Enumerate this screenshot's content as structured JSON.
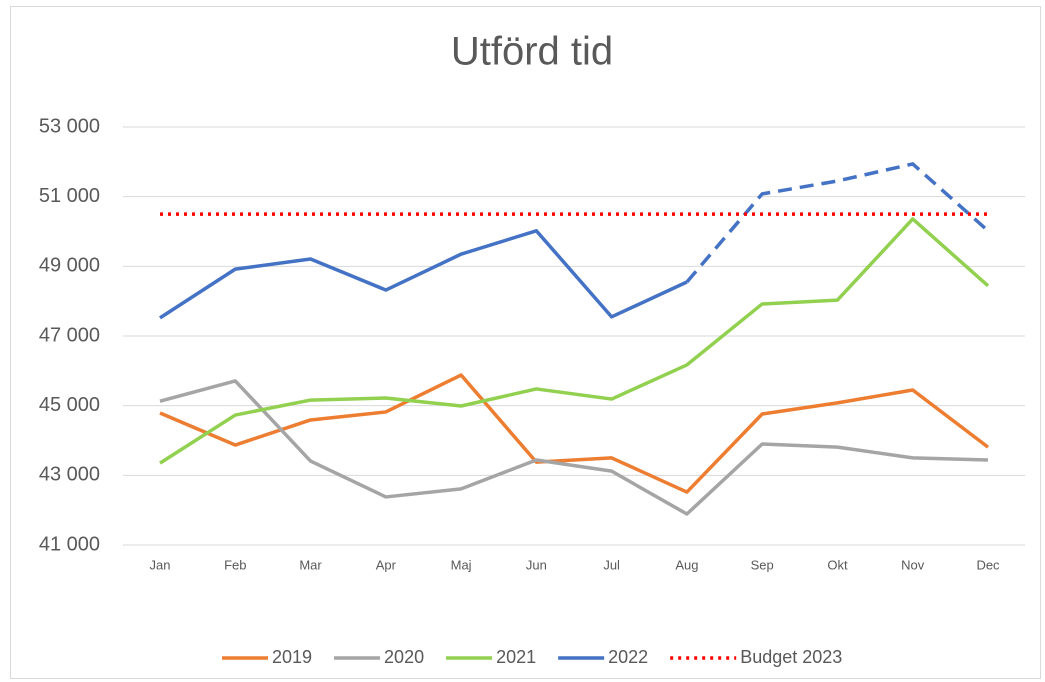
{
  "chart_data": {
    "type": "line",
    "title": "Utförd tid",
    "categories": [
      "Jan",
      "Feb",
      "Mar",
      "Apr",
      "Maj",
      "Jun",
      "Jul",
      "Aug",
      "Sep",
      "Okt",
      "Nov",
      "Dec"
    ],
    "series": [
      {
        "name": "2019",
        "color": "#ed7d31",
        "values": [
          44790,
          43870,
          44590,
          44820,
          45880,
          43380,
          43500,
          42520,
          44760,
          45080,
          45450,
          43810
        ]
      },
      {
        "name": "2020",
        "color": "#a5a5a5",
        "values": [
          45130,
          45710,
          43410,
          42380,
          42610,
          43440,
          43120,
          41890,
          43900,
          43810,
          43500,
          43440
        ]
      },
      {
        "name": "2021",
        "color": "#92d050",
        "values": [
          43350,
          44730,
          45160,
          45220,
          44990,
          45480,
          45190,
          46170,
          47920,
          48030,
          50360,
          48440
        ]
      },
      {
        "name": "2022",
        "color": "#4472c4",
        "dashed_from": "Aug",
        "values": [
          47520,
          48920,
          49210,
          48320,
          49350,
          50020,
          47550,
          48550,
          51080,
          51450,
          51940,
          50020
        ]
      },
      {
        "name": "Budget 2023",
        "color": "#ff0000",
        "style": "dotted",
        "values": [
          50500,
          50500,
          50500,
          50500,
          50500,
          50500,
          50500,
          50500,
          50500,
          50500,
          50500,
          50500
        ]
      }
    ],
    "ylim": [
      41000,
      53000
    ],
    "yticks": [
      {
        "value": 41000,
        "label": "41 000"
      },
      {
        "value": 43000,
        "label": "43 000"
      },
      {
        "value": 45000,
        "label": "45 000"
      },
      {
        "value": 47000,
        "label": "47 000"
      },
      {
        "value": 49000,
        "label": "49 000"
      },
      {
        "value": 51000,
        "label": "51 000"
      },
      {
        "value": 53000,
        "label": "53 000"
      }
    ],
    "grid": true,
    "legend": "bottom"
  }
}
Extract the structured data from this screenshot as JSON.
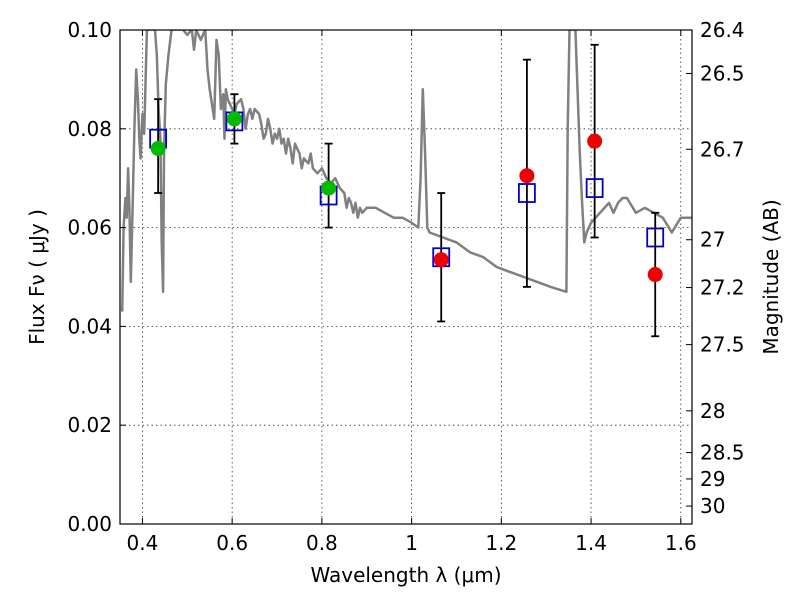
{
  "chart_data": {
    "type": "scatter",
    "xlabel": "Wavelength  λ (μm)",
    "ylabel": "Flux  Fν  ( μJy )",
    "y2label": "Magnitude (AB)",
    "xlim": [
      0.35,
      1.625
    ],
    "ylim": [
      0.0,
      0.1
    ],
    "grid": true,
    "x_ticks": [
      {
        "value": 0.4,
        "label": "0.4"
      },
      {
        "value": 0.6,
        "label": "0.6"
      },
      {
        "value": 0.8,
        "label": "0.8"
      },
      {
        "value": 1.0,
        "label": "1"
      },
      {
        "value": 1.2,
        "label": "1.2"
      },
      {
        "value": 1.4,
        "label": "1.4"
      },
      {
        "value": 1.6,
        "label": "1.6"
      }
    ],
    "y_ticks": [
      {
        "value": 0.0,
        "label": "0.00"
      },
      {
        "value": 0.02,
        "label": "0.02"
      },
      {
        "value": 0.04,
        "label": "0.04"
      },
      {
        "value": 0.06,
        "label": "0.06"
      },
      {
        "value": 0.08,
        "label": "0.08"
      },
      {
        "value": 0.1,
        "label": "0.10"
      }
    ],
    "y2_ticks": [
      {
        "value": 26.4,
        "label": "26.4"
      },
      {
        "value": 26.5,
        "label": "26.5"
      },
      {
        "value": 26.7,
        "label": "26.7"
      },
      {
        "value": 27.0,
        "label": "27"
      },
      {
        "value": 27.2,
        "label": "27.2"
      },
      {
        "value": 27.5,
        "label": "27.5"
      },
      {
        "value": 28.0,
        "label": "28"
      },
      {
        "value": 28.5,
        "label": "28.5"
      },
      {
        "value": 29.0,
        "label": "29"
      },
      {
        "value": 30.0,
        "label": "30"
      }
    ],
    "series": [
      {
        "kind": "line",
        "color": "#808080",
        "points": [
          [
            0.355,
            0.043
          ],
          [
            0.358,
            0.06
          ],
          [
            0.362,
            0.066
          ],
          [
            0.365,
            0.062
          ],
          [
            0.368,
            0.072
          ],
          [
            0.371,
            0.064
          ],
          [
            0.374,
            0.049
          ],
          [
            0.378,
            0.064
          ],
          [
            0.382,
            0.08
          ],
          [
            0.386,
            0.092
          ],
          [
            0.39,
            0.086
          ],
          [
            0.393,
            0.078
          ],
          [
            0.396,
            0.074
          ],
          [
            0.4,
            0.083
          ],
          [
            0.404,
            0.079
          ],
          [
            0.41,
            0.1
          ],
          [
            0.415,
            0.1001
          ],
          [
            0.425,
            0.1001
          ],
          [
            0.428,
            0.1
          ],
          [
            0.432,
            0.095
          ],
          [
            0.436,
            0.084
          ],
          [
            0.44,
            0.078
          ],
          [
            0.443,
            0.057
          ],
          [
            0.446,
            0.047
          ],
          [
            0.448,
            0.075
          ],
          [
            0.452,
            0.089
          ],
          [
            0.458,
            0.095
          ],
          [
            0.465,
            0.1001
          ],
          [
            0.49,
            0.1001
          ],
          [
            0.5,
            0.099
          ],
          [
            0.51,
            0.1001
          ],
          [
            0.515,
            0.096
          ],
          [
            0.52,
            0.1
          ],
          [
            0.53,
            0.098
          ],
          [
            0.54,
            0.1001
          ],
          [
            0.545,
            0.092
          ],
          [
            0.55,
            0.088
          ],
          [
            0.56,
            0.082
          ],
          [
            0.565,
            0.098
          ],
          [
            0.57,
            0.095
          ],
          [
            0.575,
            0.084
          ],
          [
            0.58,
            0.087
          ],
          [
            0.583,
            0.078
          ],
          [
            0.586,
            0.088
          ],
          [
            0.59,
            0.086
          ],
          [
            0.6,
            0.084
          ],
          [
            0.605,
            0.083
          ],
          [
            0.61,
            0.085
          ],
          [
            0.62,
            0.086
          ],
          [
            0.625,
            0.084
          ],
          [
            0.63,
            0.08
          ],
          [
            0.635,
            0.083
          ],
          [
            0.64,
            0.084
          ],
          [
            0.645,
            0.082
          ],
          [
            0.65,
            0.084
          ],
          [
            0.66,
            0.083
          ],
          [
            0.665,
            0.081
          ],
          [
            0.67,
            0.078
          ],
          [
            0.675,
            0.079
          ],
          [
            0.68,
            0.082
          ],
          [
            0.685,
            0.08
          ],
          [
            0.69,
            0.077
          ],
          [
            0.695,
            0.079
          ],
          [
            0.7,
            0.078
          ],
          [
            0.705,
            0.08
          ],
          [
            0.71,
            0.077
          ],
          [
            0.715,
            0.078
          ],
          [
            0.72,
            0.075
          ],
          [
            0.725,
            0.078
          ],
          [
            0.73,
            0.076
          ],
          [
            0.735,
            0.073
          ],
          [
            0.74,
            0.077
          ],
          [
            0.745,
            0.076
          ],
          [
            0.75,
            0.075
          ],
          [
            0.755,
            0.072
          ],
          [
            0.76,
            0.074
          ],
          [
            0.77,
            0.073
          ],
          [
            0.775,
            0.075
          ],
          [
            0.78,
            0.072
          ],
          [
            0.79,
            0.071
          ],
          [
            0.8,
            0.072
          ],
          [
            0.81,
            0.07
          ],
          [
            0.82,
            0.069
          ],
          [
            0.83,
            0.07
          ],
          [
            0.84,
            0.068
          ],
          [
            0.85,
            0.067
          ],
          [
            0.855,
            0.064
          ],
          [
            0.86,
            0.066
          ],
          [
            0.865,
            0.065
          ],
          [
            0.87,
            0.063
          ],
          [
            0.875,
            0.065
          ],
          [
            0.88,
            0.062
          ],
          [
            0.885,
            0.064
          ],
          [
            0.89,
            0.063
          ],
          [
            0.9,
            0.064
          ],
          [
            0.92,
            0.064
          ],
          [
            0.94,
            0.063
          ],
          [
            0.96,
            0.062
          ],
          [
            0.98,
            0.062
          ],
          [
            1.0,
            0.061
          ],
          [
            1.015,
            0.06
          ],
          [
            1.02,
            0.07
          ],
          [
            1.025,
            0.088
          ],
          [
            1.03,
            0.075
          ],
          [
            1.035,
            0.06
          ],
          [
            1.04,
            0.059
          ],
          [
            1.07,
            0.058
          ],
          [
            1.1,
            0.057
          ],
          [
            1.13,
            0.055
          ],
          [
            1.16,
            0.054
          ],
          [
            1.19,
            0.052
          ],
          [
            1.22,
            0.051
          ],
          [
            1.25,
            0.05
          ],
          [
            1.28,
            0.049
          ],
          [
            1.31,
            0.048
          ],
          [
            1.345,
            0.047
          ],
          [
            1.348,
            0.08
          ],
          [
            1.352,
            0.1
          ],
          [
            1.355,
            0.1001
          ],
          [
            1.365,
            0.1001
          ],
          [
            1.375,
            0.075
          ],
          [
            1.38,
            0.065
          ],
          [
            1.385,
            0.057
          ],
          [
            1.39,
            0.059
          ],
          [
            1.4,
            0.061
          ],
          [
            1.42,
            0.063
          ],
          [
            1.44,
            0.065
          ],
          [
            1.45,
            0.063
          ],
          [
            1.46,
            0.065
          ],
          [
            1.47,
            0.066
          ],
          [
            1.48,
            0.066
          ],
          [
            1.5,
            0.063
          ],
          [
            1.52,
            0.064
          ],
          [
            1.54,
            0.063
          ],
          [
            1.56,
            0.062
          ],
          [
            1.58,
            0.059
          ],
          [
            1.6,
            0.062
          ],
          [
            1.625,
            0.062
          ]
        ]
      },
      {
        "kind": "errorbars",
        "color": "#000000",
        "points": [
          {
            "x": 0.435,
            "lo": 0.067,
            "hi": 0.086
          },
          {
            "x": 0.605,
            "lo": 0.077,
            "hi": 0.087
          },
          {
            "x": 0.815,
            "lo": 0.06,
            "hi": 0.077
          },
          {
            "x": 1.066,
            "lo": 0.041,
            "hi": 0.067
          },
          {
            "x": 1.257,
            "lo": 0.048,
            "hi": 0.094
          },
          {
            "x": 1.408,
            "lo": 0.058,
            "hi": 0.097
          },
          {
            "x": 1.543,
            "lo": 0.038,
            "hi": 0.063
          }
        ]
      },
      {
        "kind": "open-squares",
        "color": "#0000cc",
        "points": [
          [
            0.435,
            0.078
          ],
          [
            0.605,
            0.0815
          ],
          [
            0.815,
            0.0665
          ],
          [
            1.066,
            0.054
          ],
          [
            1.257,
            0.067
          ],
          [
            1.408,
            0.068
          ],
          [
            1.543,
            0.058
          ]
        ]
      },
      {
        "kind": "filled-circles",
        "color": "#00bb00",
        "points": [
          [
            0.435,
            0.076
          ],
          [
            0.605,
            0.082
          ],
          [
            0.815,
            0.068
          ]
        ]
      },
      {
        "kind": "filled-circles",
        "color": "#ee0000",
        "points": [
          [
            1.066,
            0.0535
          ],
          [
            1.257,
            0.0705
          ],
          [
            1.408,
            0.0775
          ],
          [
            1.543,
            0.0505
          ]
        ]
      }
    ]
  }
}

***

» **Problem**: Extract, from the listing above, every line where the string "structured" occurs.

» **Result for this task**:
Enumerate this screenshot's content as structured JSON.
Extract the structured data from this screenshot as JSON.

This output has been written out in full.